CHALLENGE: Copy the lines of the records from the one containing "featured-posts-title: Bài nổi" through the one containing "category-nav-item[interactable]: Truyện cười", inclusive, without changing anything.

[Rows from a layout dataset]
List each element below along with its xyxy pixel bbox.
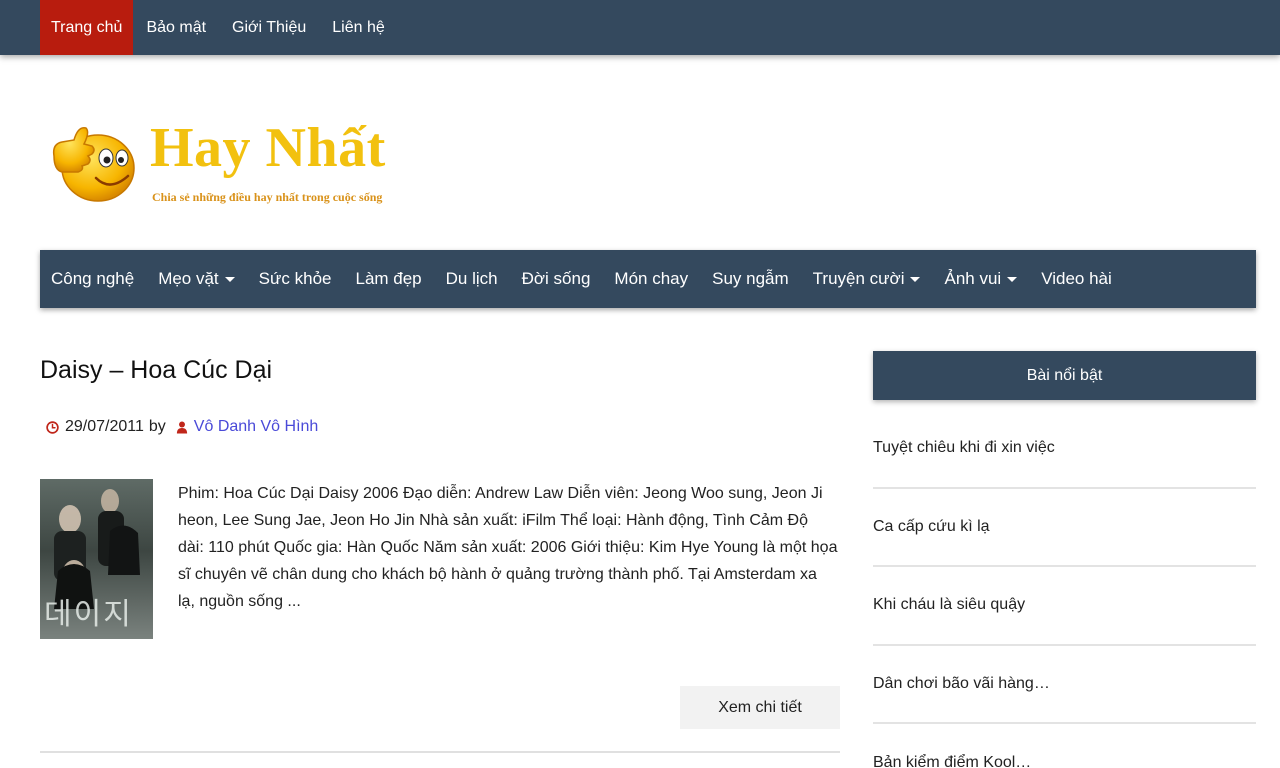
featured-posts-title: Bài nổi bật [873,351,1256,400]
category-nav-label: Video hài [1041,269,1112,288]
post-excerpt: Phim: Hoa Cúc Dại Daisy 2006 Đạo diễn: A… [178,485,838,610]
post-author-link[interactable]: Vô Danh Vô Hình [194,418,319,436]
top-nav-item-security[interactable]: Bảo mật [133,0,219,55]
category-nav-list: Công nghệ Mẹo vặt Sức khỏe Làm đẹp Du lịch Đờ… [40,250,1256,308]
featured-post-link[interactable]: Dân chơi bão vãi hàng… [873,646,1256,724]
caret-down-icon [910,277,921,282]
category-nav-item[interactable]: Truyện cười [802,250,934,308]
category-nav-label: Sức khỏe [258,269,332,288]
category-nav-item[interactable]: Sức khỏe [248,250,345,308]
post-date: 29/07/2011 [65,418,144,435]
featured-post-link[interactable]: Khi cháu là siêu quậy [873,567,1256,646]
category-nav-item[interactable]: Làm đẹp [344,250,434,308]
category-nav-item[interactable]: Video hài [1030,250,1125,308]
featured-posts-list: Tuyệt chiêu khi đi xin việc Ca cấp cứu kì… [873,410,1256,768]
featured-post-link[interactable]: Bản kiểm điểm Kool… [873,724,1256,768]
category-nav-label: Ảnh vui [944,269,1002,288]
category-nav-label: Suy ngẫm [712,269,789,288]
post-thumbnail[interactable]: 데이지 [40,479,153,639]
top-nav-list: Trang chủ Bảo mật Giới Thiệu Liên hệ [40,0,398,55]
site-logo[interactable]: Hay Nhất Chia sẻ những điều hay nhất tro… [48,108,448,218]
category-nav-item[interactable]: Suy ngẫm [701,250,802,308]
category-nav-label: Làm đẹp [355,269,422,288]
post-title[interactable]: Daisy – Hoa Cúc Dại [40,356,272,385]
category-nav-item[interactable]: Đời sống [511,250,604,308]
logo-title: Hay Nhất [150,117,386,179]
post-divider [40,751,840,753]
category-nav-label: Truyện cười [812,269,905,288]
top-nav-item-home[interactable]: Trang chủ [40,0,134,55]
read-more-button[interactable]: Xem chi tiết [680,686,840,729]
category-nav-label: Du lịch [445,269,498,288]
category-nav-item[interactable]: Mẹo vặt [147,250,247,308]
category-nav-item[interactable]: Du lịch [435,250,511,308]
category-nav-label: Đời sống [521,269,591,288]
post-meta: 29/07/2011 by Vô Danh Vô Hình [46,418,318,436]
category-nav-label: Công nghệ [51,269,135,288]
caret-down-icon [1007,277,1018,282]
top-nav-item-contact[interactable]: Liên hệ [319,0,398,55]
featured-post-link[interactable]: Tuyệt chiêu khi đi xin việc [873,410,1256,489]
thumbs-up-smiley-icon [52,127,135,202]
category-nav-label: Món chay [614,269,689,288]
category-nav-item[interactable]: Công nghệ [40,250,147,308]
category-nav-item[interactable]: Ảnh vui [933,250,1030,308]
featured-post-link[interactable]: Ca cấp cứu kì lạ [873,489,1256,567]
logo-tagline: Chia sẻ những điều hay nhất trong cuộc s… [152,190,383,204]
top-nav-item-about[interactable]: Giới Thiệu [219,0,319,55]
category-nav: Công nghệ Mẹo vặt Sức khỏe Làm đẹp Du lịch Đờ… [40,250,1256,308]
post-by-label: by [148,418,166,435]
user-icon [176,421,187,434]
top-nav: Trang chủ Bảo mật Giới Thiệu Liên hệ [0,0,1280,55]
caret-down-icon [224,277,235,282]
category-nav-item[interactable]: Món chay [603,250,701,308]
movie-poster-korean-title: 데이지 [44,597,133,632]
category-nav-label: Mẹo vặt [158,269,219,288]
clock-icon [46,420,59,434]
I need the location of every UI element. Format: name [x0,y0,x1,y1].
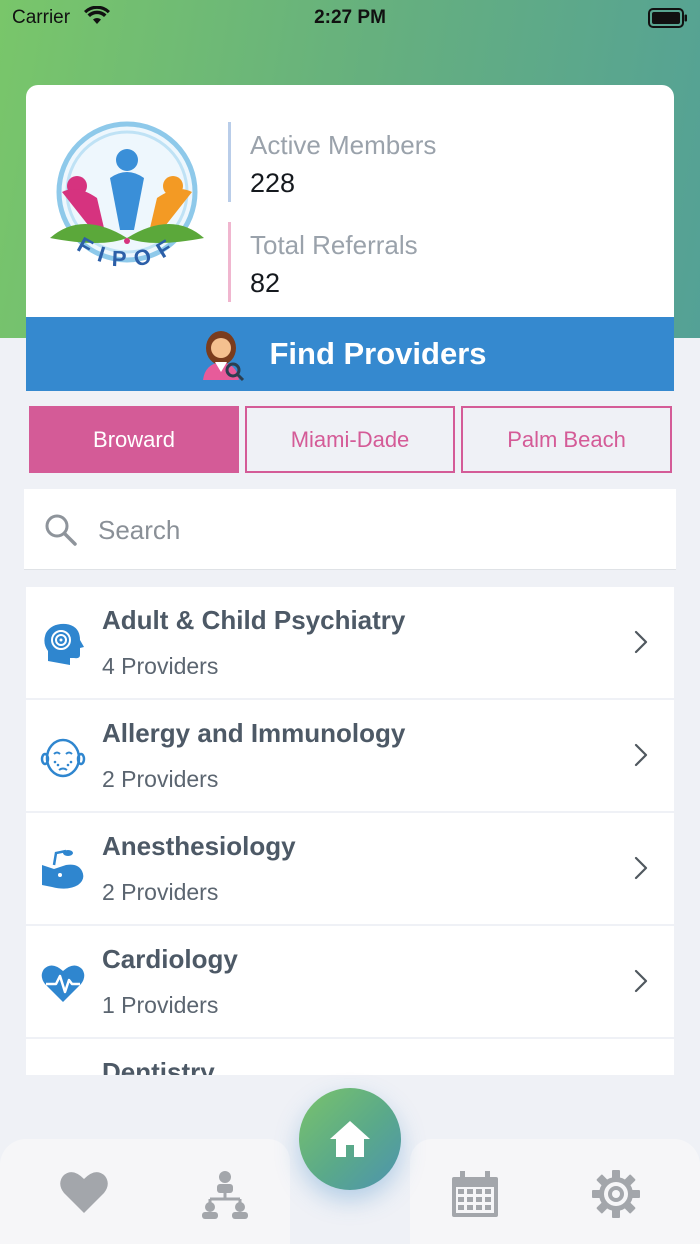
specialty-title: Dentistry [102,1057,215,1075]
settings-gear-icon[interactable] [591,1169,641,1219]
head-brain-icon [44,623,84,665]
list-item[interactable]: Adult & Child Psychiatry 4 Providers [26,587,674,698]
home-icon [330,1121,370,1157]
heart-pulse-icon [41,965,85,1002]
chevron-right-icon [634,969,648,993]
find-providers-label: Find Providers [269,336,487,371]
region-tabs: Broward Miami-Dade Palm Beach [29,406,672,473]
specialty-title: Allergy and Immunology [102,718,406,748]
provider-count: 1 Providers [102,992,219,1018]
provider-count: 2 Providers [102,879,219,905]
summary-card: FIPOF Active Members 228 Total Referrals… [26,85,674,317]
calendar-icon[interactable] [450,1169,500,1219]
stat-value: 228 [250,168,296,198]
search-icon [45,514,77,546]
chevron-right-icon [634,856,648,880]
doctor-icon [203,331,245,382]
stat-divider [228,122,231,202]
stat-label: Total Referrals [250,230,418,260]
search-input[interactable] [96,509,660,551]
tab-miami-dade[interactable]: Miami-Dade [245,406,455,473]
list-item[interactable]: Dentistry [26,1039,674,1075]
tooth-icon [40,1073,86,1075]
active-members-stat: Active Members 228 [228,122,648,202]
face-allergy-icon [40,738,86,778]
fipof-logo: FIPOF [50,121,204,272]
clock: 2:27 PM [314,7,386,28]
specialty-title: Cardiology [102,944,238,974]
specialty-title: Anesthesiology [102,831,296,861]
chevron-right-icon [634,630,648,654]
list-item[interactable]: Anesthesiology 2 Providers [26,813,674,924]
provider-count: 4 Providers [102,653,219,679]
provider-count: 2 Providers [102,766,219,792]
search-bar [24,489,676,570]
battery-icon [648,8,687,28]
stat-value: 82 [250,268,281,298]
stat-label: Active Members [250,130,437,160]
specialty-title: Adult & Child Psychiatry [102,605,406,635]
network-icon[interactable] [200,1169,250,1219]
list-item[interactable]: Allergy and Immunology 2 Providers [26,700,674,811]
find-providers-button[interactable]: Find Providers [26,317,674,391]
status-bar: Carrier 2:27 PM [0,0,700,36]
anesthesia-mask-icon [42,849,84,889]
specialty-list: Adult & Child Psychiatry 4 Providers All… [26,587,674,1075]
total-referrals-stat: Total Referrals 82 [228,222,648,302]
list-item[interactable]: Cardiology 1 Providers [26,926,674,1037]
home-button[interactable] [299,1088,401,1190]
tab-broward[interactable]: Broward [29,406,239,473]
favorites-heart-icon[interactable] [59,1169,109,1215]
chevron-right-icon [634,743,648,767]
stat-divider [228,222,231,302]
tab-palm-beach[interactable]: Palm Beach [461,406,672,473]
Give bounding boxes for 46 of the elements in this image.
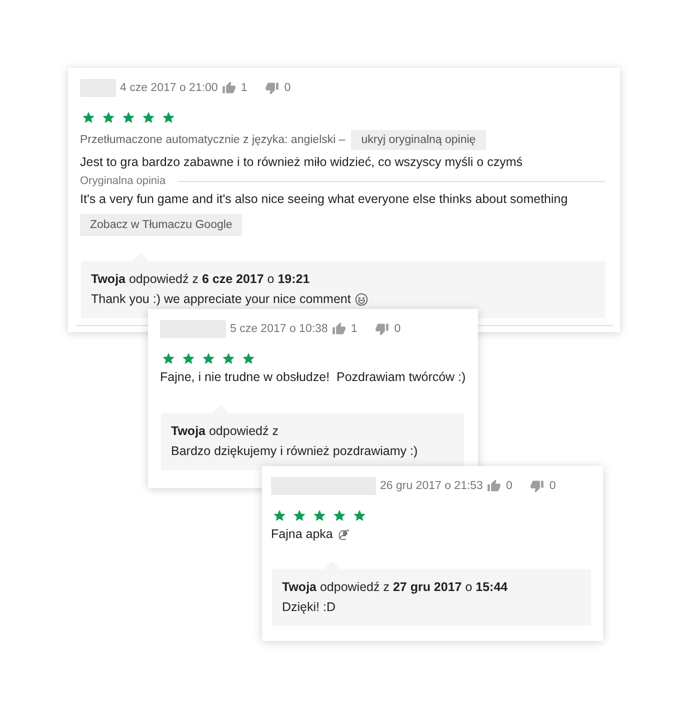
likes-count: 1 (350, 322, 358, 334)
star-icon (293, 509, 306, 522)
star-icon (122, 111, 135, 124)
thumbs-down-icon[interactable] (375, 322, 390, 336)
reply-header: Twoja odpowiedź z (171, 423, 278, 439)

EXPECTED ANSWER:
featured-posts-title: Bài nổi bật [873,351,1256,400]
category-nav-label: Video hài [1041,269,1112,288]
post-excerpt: Phim: Hoa Cúc Dại Daisy 2006 Đạo diễn: A… [178,485,838,610]
post-author-link[interactable]: Vô Danh Vô Hình [194,418,319,436]
top-nav-item-security[interactable]: Bảo mật [133,0,219,55]
category-nav-list: Công nghệ Mẹo vặt Sức khỏe Làm đẹp Du lịch Đờ… [40,250,1256,308]
featured-post-link[interactable]: Dân chơi bão vãi hàng… [873,646,1256,724]
caret-down-icon [910,277,921,282]
category-nav-item[interactable]: Truyện cười [802,250,934,308]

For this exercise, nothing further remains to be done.